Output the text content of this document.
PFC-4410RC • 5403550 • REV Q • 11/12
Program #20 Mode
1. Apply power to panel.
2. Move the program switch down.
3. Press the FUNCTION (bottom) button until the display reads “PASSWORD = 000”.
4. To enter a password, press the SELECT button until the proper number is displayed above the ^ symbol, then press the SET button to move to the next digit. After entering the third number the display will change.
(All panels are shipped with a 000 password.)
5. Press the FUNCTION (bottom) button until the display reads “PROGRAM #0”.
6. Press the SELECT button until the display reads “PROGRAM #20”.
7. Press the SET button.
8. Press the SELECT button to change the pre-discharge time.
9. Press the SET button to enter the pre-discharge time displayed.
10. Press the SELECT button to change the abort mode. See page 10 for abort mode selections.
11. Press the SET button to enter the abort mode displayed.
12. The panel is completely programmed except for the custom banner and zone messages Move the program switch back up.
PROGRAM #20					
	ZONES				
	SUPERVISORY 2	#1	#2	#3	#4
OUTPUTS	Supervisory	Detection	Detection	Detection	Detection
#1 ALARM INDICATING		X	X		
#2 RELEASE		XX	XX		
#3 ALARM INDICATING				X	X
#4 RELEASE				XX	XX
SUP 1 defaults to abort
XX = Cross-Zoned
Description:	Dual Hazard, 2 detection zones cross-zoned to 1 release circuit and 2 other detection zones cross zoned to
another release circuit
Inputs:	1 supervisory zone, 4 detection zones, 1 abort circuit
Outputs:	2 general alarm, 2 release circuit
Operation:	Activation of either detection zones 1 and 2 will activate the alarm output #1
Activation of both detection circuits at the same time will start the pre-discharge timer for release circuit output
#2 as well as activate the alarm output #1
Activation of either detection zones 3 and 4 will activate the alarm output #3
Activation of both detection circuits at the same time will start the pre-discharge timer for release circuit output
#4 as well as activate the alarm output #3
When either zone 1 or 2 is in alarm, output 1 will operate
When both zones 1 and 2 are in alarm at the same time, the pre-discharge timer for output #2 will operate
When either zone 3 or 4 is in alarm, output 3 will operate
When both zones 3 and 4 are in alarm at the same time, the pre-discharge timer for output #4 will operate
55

→ Problem requirements
Return every record above exactly as it appears.

→ Exercise response
Output the text content of this document.
PFC-4410RC • 5403550 • REV Q • 11/12
Program #20 Mode
1. Apply power to panel.
2. Move the program switch down.
3. Press the FUNCTION (bottom) button until the display reads “PASSWORD = 000”.
4. To enter a password, press the SELECT button until the proper number is displayed above the ^ symbol, then press the SET button to move to the next digit. After entering the third number the display will change.
(All panels are shipped with a 000 password.)
5. Press the FUNCTION (bottom) button until the display reads “PROGRAM #0”.
6. Press the SELECT button until the display reads “PROGRAM #20”.
7. Press the SET button.
8. Press the SELECT button to change the pre-discharge time.
9. Press the SET button to enter the pre-discharge time displayed.
10. Press the SELECT button to change the abort mode. See page 10 for abort mode selections.
11. Press the SET button to enter the abort mode displayed.
12. The panel is completely programmed except for the custom banner and zone messages Move the program switch back up.
PROGRAM #20					
	ZONES				
	SUPERVISORY 2	#1	#2	#3	#4
OUTPUTS	Supervisory	Detection	Detection	Detection	Detection
#1 ALARM INDICATING		X	X		
#2 RELEASE		XX	XX		
#3 ALARM INDICATING				X	X
#4 RELEASE				XX	XX
SUP 1 defaults to abort
XX = Cross-Zoned
Description:	Dual Hazard, 2 detection zones cross-zoned to 1 release circuit and 2 other detection zones cross zoned to
another release circuit
Inputs:	1 supervisory zone, 4 detection zones, 1 abort circuit
Outputs:	2 general alarm, 2 release circuit
Operation:	Activation of either detection zones 1 and 2 will activate the alarm output #1
Activation of both detection circuits at the same time will start the pre-discharge timer for release circuit output
#2 as well as activate the alarm output #1
Activation of either detection zones 3 and 4 will activate the alarm output #3
Activation of both detection circuits at the same time will start the pre-discharge timer for release circuit output
#4 as well as activate the alarm output #3
When either zone 1 or 2 is in alarm, output 1 will operate
When both zones 1 and 2 are in alarm at the same time, the pre-discharge timer for output #2 will operate
When either zone 3 or 4 is in alarm, output 3 will operate
When both zones 3 and 4 are in alarm at the same time, the pre-discharge timer for output #4 will operate
55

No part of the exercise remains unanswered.